Records for processing:
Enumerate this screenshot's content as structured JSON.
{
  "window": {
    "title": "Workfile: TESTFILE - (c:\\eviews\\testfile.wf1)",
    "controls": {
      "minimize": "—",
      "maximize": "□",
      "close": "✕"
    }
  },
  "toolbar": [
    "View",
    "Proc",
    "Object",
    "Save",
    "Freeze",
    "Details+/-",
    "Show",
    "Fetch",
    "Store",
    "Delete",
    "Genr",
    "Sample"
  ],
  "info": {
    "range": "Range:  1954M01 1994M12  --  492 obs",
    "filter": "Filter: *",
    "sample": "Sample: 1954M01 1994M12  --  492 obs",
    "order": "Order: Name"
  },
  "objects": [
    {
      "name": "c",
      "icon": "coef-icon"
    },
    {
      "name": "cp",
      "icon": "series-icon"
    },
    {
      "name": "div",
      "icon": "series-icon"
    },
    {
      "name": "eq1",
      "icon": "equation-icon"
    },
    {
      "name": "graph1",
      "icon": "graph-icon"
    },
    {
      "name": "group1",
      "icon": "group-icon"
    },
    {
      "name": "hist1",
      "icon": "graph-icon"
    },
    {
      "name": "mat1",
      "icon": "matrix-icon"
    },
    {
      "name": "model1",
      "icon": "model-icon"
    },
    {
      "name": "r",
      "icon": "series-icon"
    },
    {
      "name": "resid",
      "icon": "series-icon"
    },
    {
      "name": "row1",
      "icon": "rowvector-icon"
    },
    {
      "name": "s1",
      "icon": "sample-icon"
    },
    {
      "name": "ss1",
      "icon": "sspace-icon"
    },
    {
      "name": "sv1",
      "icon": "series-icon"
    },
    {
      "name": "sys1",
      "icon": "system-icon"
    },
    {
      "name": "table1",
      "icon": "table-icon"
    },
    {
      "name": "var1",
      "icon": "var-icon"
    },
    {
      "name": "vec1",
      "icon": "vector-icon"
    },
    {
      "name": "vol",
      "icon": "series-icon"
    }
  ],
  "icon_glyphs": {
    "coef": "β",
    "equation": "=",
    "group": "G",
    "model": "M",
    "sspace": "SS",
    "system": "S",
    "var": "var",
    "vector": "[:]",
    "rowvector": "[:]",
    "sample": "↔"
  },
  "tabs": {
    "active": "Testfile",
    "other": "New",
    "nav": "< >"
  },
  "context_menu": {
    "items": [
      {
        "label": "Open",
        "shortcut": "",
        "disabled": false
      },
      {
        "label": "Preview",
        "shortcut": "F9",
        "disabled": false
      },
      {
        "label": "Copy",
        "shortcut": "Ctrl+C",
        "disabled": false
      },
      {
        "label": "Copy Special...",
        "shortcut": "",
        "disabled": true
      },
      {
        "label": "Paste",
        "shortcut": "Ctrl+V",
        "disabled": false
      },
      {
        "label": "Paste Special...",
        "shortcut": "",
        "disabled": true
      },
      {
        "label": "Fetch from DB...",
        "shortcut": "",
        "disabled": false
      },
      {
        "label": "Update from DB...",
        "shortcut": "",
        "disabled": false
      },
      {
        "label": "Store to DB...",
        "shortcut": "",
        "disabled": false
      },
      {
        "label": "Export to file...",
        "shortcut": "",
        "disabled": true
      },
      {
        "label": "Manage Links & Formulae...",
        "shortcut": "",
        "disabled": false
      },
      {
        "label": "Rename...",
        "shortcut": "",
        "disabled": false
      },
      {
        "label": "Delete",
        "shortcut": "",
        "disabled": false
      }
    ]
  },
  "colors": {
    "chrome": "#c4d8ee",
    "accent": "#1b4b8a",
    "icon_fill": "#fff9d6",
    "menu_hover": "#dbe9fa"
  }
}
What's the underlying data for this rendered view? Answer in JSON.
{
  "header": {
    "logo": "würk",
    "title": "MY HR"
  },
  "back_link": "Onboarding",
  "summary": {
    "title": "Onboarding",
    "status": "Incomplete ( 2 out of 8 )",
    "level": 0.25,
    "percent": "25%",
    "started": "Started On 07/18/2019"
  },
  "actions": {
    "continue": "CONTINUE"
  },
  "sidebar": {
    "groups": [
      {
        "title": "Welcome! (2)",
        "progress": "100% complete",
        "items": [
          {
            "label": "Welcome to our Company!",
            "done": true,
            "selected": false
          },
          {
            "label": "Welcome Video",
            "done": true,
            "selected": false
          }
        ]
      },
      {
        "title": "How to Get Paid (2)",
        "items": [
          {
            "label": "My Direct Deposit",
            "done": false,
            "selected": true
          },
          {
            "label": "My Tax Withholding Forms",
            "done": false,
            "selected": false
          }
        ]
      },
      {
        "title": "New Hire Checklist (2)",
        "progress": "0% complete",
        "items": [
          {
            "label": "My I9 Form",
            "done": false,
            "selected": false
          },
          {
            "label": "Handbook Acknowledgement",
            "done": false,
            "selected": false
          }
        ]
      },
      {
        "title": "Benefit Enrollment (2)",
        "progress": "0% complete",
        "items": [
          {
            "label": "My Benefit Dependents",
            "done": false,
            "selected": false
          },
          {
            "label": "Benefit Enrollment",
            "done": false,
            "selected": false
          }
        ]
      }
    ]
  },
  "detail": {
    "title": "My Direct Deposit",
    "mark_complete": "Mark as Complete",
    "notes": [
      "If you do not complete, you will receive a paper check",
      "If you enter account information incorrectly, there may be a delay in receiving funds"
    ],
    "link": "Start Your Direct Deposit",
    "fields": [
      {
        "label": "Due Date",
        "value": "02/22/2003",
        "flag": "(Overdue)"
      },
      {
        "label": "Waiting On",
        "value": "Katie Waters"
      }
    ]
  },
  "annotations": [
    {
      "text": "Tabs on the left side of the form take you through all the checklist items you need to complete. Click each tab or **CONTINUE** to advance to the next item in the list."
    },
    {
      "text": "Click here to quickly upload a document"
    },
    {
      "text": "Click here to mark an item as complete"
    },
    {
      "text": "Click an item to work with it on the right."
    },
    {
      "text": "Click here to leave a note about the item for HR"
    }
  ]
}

Work to complete: Recopy the whole listing exactly.

Full solution:
Enumerate this screenshot's content as structured JSON.
{
  "window": {
    "title": "Workfile: TESTFILE - (c:\\eviews\\testfile.wf1)",
    "controls": {
      "minimize": "—",
      "maximize": "□",
      "close": "✕"
    }
  },
  "toolbar": [
    "View",
    "Proc",
    "Object",
    "Save",
    "Freeze",
    "Details+/-",
    "Show",
    "Fetch",
    "Store",
    "Delete",
    "Genr",
    "Sample"
  ],
  "info": {
    "range": "Range:  1954M01 1994M12  --  492 obs",
    "filter": "Filter: *",
    "sample": "Sample: 1954M01 1994M12  --  492 obs",
    "order": "Order: Name"
  },
  "objects": [
    {
      "name": "c",
      "icon": "coef-icon"
    },
    {
      "name": "cp",
      "icon": "series-icon"
    },
    {
      "name": "div",
      "icon": "series-icon"
    },
    {
      "name": "eq1",
      "icon": "equation-icon"
    },
    {
      "name": "graph1",
      "icon": "graph-icon"
    },
    {
      "name": "group1",
      "icon": "group-icon"
    },
    {
      "name": "hist1",
      "icon": "graph-icon"
    },
    {
      "name": "mat1",
      "icon": "matrix-icon"
    },
    {
      "name": "model1",
      "icon": "model-icon"
    },
    {
      "name": "r",
      "icon": "series-icon"
    },
    {
      "name": "resid",
      "icon": "series-icon"
    },
    {
      "name": "row1",
      "icon": "rowvector-icon"
    },
    {
      "name": "s1",
      "icon": "sample-icon"
    },
    {
      "name": "ss1",
      "icon": "sspace-icon"
    },
    {
      "name": "sv1",
      "icon": "series-icon"
    },
    {
      "name": "sys1",
      "icon": "system-icon"
    },
    {
      "name": "table1",
      "icon": "table-icon"
    },
    {
      "name": "var1",
      "icon": "var-icon"
    },
    {
      "name": "vec1",
      "icon": "vector-icon"
    },
    {
      "name": "vol",
      "icon": "series-icon"
    }
  ],
  "icon_glyphs": {
    "coef": "β",
    "equation": "=",
    "group": "G",
    "model": "M",
    "sspace": "SS",
    "system": "S",
    "var": "var",
    "vector": "[:]",
    "rowvector": "[:]",
    "sample": "↔"
  },
  "tabs": {
    "active": "Testfile",
    "other": "New",
    "nav": "< >"
  },
  "context_menu": {
    "items": [
      {
        "label": "Open",
        "shortcut": "",
        "disabled": false
      },
      {
        "label": "Preview",
        "shortcut": "F9",
        "disabled": false
      },
      {
        "label": "Copy",
        "shortcut": "Ctrl+C",
        "disabled": false
      },
      {
        "label": "Copy Special...",
        "shortcut": "",
        "disabled": true
      },
      {
        "label": "Paste",
        "shortcut": "Ctrl+V",
        "disabled": false
      },
      {
        "label": "Paste Special...",
        "shortcut": "",
        "disabled": true
      },
      {
        "label": "Fetch from DB...",
        "shortcut": "",
        "disabled": false
      },
      {
        "label": "Update from DB...",
        "shortcut": "",
        "disabled": false
      },
      {
        "label": "Store to DB...",
        "shortcut": "",
        "disabled": false
      },
      {
        "label": "Export to file...",
        "shortcut": "",
        "disabled": true
      },
      {
        "label": "Manage Links & Formulae...",
        "shortcut": "",
        "disabled": false
      },
      {
        "label": "Rename...",
        "shortcut": "",
        "disabled": false
      },
      {
        "label": "Delete",
        "shortcut": "",
        "disabled": false
      }
    ]
  },
  "colors": {
    "chrome": "#c4d8ee",
    "accent": "#1b4b8a",
    "icon_fill": "#fff9d6",
    "menu_hover": "#dbe9fa"
  }
}
What's the underlying data for this rendered view? Answer in JSON.
{
  "header": {
    "logo": "würk",
    "title": "MY HR"
  },
  "back_link": "Onboarding",
  "summary": {
    "title": "Onboarding",
    "status": "Incomplete ( 2 out of 8 )",
    "level": 0.25,
    "percent": "25%",
    "started": "Started On 07/18/2019"
  },
  "actions": {
    "continue": "CONTINUE"
  },
  "sidebar": {
    "groups": [
      {
        "title": "Welcome! (2)",
        "progress": "100% complete",
        "items": [
          {
            "label": "Welcome to our Company!",
            "done": true,
            "selected": false
          },
          {
            "label": "Welcome Video",
            "done": true,
            "selected": false
          }
        ]
      },
      {
        "title": "How to Get Paid (2)",
        "items": [
          {
            "label": "My Direct Deposit",
            "done": false,
            "selected": true
          },
          {
            "label": "My Tax Withholding Forms",
            "done": false,
            "selected": false
          }
        ]
      },
      {
        "title": "New Hire Checklist (2)",
        "progress": "0% complete",
        "items": [
          {
            "label": "My I9 Form",
            "done": false,
            "selected": false
          },
          {
            "label": "Handbook Acknowledgement",
            "done": false,
            "selected": false
          }
        ]
      },
      {
        "title": "Benefit Enrollment (2)",
        "progress": "0% complete",
        "items": [
          {
            "label": "My Benefit Dependents",
            "done": false,
            "selected": false
          },
          {
            "label": "Benefit Enrollment",
            "done": false,
            "selected": false
          }
        ]
      }
    ]
  },
  "detail": {
    "title": "My Direct Deposit",
    "mark_complete": "Mark as Complete",
    "notes": [
      "If you do not complete, you will receive a paper check",
      "If you enter account information incorrectly, there may be a delay in receiving funds"
    ],
    "link": "Start Your Direct Deposit",
    "fields": [
      {
        "label": "Due Date",
        "value": "02/22/2003",
        "flag": "(Overdue)"
      },
      {
        "label": "Waiting On",
        "value": "Katie Waters"
      }
    ]
  },
  "annotations": [
    {
      "text": "Tabs on the left side of the form take you through all the checklist items you need to complete. Click each tab or **CONTINUE** to advance to the next item in the list."
    },
    {
      "text": "Click here to quickly upload a document"
    },
    {
      "text": "Click here to mark an item as complete"
    },
    {
      "text": "Click an item to work with it on the right."
    },
    {
      "text": "Click here to leave a note about the item for HR"
    }
  ]
}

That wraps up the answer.